» Exercise aim
Locate every line in the material below that has the word "image". Copy each of those lines.

---

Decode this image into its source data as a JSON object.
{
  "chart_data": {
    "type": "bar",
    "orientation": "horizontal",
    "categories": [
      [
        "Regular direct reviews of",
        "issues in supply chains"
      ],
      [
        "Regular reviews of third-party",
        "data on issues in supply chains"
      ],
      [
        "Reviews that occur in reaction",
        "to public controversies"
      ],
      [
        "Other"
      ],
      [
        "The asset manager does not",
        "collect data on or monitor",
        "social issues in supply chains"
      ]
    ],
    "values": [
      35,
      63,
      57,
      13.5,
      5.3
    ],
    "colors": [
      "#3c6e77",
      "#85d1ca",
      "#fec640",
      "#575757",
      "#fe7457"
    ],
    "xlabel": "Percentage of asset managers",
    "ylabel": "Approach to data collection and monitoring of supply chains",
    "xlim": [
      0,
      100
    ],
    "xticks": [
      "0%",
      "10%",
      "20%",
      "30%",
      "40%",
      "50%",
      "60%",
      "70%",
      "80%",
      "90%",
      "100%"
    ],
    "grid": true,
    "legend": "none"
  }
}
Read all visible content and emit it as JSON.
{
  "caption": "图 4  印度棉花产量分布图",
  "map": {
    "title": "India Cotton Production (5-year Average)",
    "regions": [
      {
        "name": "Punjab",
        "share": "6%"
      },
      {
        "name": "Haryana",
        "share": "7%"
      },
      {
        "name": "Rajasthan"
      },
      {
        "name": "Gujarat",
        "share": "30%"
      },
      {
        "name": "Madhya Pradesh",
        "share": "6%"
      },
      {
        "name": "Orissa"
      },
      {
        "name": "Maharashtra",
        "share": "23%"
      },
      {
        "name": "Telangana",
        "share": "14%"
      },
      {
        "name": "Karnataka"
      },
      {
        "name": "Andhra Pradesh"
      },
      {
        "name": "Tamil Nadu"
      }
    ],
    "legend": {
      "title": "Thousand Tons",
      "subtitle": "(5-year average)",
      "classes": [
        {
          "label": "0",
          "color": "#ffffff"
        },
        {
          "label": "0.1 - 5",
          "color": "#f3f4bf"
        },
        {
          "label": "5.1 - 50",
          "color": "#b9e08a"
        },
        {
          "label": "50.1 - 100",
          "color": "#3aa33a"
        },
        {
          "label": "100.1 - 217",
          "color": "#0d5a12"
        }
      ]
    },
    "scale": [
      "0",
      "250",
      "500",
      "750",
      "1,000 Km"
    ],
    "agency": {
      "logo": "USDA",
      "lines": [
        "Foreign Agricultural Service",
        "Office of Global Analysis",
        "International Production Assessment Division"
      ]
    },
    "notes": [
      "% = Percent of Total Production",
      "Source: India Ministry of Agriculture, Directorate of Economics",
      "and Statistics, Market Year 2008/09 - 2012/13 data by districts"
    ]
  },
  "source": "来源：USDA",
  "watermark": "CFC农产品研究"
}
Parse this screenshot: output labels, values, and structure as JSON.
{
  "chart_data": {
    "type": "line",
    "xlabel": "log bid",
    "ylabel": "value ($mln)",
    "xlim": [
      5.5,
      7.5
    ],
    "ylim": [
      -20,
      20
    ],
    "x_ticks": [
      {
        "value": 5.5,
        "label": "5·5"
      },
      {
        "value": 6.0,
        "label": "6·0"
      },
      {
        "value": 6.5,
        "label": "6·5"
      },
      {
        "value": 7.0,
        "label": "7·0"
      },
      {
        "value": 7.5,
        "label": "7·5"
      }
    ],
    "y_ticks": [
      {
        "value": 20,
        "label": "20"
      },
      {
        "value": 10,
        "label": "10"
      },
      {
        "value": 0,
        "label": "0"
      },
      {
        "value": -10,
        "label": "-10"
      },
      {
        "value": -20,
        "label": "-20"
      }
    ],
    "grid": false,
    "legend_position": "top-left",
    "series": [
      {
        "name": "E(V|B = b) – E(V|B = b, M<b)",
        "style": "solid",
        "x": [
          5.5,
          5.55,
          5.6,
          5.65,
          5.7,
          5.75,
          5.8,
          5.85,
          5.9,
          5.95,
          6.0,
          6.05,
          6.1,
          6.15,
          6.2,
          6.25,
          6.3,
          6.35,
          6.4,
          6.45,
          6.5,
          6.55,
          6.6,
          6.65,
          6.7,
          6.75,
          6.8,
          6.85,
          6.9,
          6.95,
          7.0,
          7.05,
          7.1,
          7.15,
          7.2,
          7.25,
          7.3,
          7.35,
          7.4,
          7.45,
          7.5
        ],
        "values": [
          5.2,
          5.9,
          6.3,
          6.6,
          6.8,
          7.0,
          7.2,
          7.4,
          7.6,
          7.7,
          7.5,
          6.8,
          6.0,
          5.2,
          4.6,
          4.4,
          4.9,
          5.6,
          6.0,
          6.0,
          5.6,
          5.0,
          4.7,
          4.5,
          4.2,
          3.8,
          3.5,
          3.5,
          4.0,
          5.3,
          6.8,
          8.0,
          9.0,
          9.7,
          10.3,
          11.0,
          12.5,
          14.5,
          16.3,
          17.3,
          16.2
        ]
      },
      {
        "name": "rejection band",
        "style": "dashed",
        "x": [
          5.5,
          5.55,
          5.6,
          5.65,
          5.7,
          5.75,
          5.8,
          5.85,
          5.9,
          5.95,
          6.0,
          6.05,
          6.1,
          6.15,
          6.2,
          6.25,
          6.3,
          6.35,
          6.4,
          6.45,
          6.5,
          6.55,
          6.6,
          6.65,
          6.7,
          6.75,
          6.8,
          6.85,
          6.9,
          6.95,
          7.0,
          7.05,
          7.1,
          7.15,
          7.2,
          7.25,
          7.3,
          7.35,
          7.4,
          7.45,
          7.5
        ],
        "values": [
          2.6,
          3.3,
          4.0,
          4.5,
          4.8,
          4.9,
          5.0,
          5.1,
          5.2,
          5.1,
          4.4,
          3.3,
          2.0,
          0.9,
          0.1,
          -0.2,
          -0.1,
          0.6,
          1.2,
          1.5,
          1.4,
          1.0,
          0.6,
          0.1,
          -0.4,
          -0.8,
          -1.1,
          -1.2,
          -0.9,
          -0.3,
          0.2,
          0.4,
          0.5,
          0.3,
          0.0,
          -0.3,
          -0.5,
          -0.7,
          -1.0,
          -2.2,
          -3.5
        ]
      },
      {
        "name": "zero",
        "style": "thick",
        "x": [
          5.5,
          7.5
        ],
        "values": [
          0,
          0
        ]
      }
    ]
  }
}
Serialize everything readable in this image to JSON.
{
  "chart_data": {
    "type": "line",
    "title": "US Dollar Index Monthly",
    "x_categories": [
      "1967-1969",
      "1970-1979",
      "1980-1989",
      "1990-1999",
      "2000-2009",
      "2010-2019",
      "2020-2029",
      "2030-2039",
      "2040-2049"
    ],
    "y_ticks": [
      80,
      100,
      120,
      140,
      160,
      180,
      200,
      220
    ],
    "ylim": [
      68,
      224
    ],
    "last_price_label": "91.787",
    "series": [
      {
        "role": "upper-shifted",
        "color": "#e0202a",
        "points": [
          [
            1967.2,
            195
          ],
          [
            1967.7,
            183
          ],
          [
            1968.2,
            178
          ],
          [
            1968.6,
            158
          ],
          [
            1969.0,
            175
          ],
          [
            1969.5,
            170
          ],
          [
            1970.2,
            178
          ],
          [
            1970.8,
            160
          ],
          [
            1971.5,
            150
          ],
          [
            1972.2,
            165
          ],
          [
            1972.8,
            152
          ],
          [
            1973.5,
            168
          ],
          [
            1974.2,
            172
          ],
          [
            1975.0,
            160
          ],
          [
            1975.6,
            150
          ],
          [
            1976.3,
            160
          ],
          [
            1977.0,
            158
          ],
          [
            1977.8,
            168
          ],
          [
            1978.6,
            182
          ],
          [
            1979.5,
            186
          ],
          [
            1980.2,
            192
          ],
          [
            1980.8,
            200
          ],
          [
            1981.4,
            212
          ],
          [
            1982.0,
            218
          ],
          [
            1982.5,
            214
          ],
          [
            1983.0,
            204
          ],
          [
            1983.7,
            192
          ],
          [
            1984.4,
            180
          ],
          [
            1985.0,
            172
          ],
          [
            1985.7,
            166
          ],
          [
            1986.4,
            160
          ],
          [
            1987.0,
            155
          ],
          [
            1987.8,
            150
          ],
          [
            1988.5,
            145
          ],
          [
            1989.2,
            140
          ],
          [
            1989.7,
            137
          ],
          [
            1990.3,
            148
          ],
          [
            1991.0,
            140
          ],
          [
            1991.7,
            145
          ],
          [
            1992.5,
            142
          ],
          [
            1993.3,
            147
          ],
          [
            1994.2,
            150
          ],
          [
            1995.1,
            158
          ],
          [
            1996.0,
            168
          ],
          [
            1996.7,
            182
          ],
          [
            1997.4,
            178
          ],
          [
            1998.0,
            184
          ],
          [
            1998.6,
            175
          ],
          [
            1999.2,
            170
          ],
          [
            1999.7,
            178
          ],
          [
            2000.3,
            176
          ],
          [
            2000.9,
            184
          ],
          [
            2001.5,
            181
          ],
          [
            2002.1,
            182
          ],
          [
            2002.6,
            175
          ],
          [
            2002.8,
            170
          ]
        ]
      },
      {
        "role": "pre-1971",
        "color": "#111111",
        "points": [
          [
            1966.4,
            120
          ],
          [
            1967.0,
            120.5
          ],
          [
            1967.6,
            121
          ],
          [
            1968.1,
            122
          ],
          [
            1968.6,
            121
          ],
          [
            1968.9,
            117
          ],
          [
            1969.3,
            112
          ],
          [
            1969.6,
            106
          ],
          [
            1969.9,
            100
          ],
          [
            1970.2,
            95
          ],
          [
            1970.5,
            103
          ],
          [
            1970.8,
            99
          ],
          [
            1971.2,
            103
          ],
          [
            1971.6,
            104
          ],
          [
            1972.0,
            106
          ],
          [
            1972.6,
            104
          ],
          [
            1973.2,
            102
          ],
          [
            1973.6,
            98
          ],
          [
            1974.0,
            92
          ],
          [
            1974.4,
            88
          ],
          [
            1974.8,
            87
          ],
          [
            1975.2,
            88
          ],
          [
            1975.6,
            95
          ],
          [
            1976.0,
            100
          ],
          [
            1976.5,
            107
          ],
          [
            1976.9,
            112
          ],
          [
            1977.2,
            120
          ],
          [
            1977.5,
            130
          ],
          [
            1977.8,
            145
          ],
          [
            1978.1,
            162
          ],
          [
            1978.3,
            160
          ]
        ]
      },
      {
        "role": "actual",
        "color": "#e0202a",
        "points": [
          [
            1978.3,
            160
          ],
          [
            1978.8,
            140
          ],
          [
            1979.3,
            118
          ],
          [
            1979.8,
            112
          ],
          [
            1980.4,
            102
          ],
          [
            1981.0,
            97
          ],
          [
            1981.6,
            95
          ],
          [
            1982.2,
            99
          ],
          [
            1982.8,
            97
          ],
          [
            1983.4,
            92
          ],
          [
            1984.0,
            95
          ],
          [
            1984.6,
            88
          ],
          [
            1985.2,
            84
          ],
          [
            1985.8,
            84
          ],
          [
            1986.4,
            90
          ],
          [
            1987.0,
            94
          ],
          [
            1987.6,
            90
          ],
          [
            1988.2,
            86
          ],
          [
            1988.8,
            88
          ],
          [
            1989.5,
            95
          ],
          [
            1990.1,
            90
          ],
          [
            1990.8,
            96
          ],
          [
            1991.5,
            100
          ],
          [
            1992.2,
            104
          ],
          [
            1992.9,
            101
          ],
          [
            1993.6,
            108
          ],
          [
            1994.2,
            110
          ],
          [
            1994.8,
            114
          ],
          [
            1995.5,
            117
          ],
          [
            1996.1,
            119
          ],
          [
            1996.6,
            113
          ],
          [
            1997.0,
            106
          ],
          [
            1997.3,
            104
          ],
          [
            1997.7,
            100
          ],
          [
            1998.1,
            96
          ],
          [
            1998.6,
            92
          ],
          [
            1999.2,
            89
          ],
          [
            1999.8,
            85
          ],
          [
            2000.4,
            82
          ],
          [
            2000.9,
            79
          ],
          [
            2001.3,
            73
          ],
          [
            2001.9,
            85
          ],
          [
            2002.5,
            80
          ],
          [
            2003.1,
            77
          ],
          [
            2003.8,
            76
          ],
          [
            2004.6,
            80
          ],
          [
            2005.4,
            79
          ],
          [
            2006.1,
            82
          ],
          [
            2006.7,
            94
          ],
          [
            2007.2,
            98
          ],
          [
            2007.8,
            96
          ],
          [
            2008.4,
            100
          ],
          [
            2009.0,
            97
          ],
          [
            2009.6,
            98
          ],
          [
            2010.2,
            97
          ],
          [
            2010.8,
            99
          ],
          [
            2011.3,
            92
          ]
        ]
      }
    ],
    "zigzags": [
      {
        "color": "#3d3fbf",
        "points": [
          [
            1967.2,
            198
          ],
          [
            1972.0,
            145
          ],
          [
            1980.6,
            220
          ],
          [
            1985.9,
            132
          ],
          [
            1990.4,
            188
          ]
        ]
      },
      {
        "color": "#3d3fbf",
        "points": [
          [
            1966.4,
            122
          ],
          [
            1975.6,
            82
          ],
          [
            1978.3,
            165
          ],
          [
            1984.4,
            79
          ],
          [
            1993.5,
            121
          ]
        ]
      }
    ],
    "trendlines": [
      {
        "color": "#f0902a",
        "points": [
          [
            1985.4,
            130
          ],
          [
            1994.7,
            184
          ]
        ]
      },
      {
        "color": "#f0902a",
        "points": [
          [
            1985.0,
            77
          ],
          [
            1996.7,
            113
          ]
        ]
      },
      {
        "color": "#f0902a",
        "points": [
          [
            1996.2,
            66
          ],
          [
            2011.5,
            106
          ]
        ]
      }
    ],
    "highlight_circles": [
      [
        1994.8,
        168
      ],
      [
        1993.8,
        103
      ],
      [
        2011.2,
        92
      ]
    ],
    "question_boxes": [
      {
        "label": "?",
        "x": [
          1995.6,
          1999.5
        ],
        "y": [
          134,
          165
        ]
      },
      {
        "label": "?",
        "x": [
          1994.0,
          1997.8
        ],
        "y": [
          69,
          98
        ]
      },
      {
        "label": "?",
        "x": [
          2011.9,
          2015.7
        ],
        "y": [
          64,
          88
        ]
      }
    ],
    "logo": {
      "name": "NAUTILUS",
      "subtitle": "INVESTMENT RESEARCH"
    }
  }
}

---

» Solution for this task
Decode this image into its source data as a JSON object.
Serialize everything readable in this image to JSON.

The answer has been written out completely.